### What you need to do
Report, as a bare number, how many lines contain the string "FLEURS".

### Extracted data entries

>>>

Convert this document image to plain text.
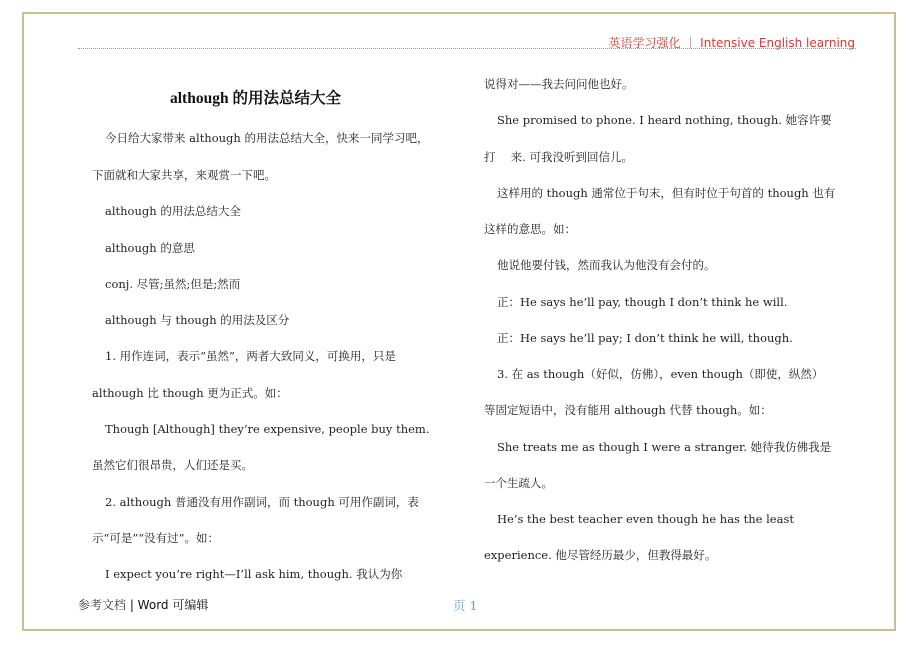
英语学习强化 ｜ Intensive English learning
although 的用法总结大全
今日给大家带来 although 的用法总结大全，快来一同学习吧，
下面就和大家共享，来观赏一下吧。
although 的用法总结大全
although 的意思
conj. 尽管;虽然;但是;然而
although 与 though 的用法及区分
1. 用作连词，表示“虽然”，两者大致同义，可换用，只是
although 比 though 更为正式。如：
Though [Although] they’re expensive, people buy them.
虽然它们很昂贵，人们还是买。
2. although 普通没有用作副词，而 though 可用作副词，表
示“可是”“没有过”。如：
I expect you’re right—I’ll ask him, though. 我认为你
说得对——我去问问他也好。
She promised to phone. I heard nothing, though. 她容许要
打　 来. 可我没听到回信儿。
这样用的 though 通常位于句末，但有时位于句首的 though 也有
这样的意思。如：
他说他要付钱，然而我认为他没有会付的。
正：He says he’ll pay, though I don’t think he will.
正：He says he’ll pay; I don’t think he will, though.
3. 在 as though（好似，仿佛），even though（即使，纵然）
等固定短语中，没有能用 although 代替 though。如：
She treats me as though I were a stranger. 她待我仿佛我是
一个生疏人。
He’s the best teacher even though he has the least
experience. 他尽管经历最少，但教得最好。
参考文档 | Word 可编辑	页 1
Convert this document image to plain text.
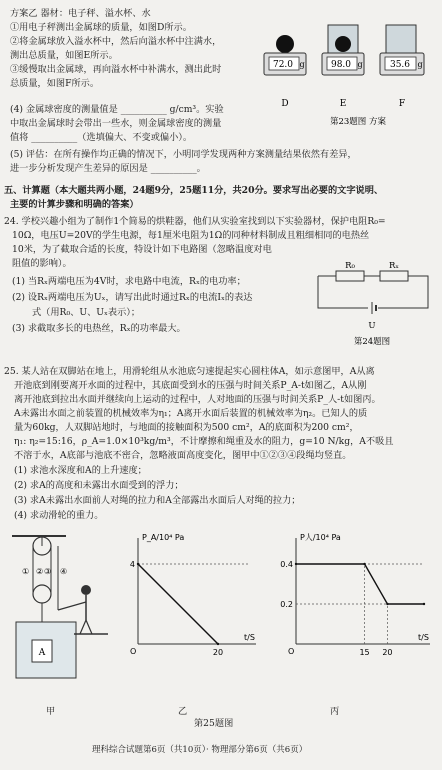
方案乙 器材：电子秤、溢水杯、水
①用电子秤测出金属球的质量，如图D所示。
②将金属球放入溢水杯中，然后向溢水杯中注满水，
测出总质量，如图E所示。
③缓慢取出金属球，再向溢水杯中补满水，测出此时
总质量，如图F所示。
(4) 金属球密度的测量值是 __________ g/cm³。实验
中取出金属球时会带出一些水，则金属球密度的测量
值将 __________（选填偏大、不变或偏小）。
(5) 评估：在所有操作均正确的情况下，小明同学发现两种方案测量结果依然有差异，
进一步分析发现产生差异的原因是 __________。
五、计算题（本大题共两小题，24题9分，25题11分，共20分。要求写出必要的文字说明、
主要的计算步骤和明确的答案）
24. 学校兴趣小组为了制作1个简易的烘鞋器，他们从实验室找到以下实验器材，保护电阻R₀=
10Ω，电压U=20V的学生电源，每1厘米电阻为1Ω的同种材料制成且粗细相同的电热丝
10米，为了截取合适的长度，特设计如下电路图（忽略温度对电
阻值的影响）。
(1) 当Rₓ两端电压为4V时，求电路中电流，Rₓ的电功率；
(2) 设Rₓ两端电压为Uₓ，请写出此时通过Rₓ的电流Iₓ的表达
式（用R₀、U、Uₓ表示）；
(3) 求截取多长的电热丝，Rₓ的功率最大。
25. 某人站在双脚站在地上，用滑轮组从水池底匀速提起实心圆柱体A，如示意图甲，A从离
开池底到刚要离开水面的过程中，其底面受到水的压强与时间关系P_A-t如图乙，A从刚
离开池底到拉出水面并继续向上运动的过程中，人对地面的压强与时间关系P_人-t如图丙。
A未露出水面之前装置的机械效率为η₁；A离开水面后装置的机械效率为η₂。已知人的质
量为60kg，人双脚站地时，与地面的接触面积为500 cm²，A的底面积为200 cm²，
η₁: η₂=15:16，ρ_A=1.0×10³kg/m³，不计摩擦和绳重及水的阻力，g=10 N/kg，A不吸且
不溶于水，A底部与池底不密合，忽略液面高度变化，图甲中①②③④段绳均竖直。
(1) 求池水深度和A的上升速度；
(2) 求A的高度和未露出水面受到的浮力；
(3) 求A未露出水面前人对绳的拉力和A全部露出水面后人对绳的拉力；
(4) 求动滑轮的重力。
72.0 g	98.0 g	35.6 g
D	E	F
第23题图 方案
R₀	Rₓ
U
第24题图
A
① ② ③ ④
P_A/10⁴ Pa
t/S
O	20
4
P人/10⁴ Pa
t/S
O	15 20
0.4
0.2
甲	乙	丙
第25题图
理科综合试题第6页（共10页）· 物理部分第6页（共6页）
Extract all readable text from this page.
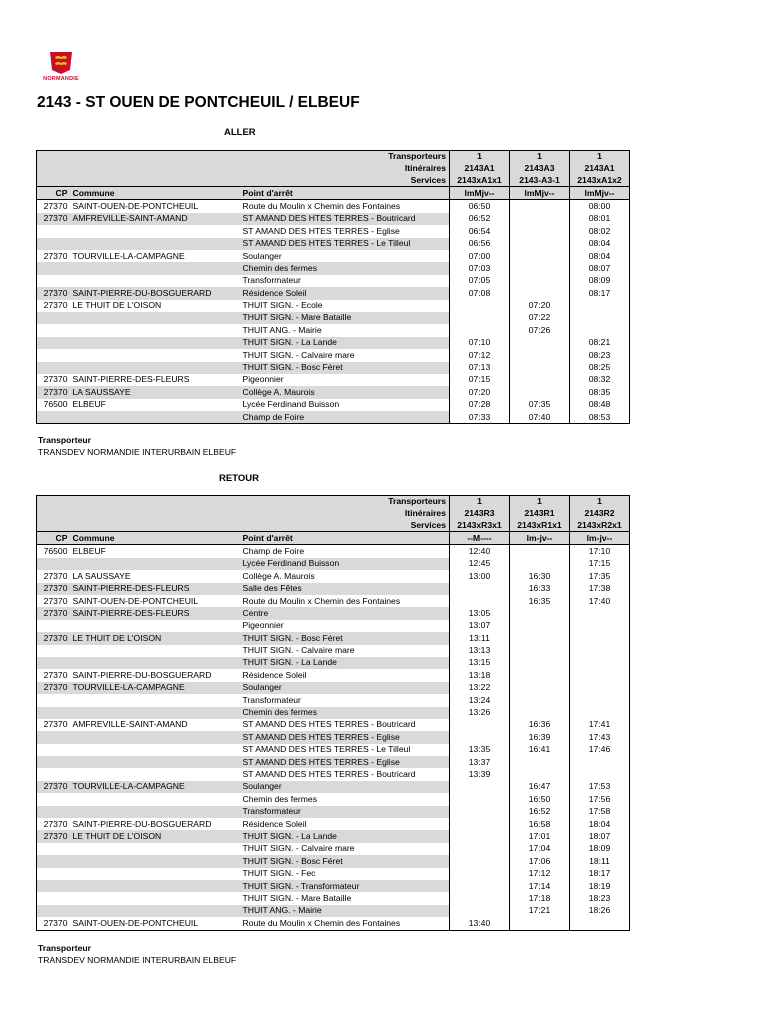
NORMANDIE
2143 - ST OUEN DE PONTCHEUIL / ELBEUF
ALLER
Transporteurs			1	1	1
Itinéraires			2143A1	2143A3	2143A1
Services			2143xA1x1	2143-A3-1	2143xA1x2
CP	Commune	Point d'arrêt	lmMjv--	lmMjv--	lmMjv--
27370	SAINT-OUEN-DE-PONTCHEUIL	Route du Moulin x Chemin des Fontaines	06:50		08:00
27370	AMFREVILLE-SAINT-AMAND	ST AMAND DES HTES TERRES - Boutricard	06:52		08:01
		ST AMAND DES HTES TERRES - Eglise	06:54		08:02
		ST AMAND DES HTES TERRES - Le Tilleul	06:56		08:04
27370	TOURVILLE-LA-CAMPAGNE	Soulanger	07:00		08:04
		Chemin des fermes	07:03		08:07
		Transformateur	07:05		08:09
27370	SAINT-PIERRE-DU-BOSGUERARD	Résidence Soleil	07:08		08:17
27370	LE THUIT DE L'OISON	THUIT SIGN. - Ecole		07:20	
		THUIT SIGN. - Mare Bataille		07:22	
		THUIT ANG. - Mairie		07:26	
		THUIT SIGN. - La Lande	07:10		08:21
		THUIT SIGN. - Calvaire mare	07:12		08:23
		THUIT SIGN. - Bosc Féret	07:13		08:25
27370	SAINT-PIERRE-DES-FLEURS	Pigeonnier	07:15		08:32
27370	LA SAUSSAYE	Collège A. Maurois	07:20		08:35
76500	ELBEUF	Lycée Ferdinand Buisson	07:28	07:35	08:48
		Champ de Foire	07:33	07:40	08:53
Transporteur
TRANSDEV NORMANDIE INTERURBAIN ELBEUF
RETOUR
Transporteurs			1	1	1
Itinéraires			2143R3	2143R1	2143R2
Services			2143xR3x1	2143xR1x1	2143xR2x1
CP	Commune	Point d'arrêt	--M----	lm-jv--	lm-jv--
76500	ELBEUF	Champ de Foire	12:40		17:10
		Lycée Ferdinand Buisson	12:45		17:15
27370	LA SAUSSAYE	Collège A. Maurois	13:00	16:30	17:35
27370	SAINT-PIERRE-DES-FLEURS	Salle des Fêtes		16:33	17:38
27370	SAINT-OUEN-DE-PONTCHEUIL	Route du Moulin x Chemin des Fontaines		16:35	17:40
27370	SAINT-PIERRE-DES-FLEURS	Centre	13:05		
		Pigeonnier	13:07		
27370	LE THUIT DE L'OISON	THUIT SIGN. - Bosc Féret	13:11		
		THUIT SIGN. - Calvaire mare	13:13		
		THUIT SIGN. - La Lande	13:15		
27370	SAINT-PIERRE-DU-BOSGUERARD	Résidence Soleil	13:18		
27370	TOURVILLE-LA-CAMPAGNE	Soulanger	13:22		
		Transformateur	13:24		
		Chemin des fermes	13:26		
27370	AMFREVILLE-SAINT-AMAND	ST AMAND DES HTES TERRES - Boutricard		16:36	17:41
		ST AMAND DES HTES TERRES - Eglise		16:39	17:43
		ST AMAND DES HTES TERRES - Le Tilleul	13:35	16:41	17:46
		ST AMAND DES HTES TERRES - Eglise	13:37		
		ST AMAND DES HTES TERRES - Boutricard	13:39		
27370	TOURVILLE-LA-CAMPAGNE	Soulanger		16:47	17:53
		Chemin des fermes		16:50	17:56
		Transformateur		16:52	17:58
27370	SAINT-PIERRE-DU-BOSGUERARD	Résidence Soleil		16:58	18:04
27370	LE THUIT DE L'OISON	THUIT SIGN. - La Lande		17:01	18:07
		THUIT SIGN. - Calvaire mare		17:04	18:09
		THUIT SIGN. - Bosc Féret		17:06	18:11
		THUIT SIGN. - Fec		17:12	18:17
		THUIT SIGN. - Transformateur		17:14	18:19
		THUIT SIGN. - Mare Bataille		17:18	18:23
		THUIT ANG. - Mairie		17:21	18:26
27370	SAINT-OUEN-DE-PONTCHEUIL	Route du Moulin x Chemin des Fontaines	13:40		
Transporteur
TRANSDEV NORMANDIE INTERURBAIN ELBEUF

<<<

### Result below
3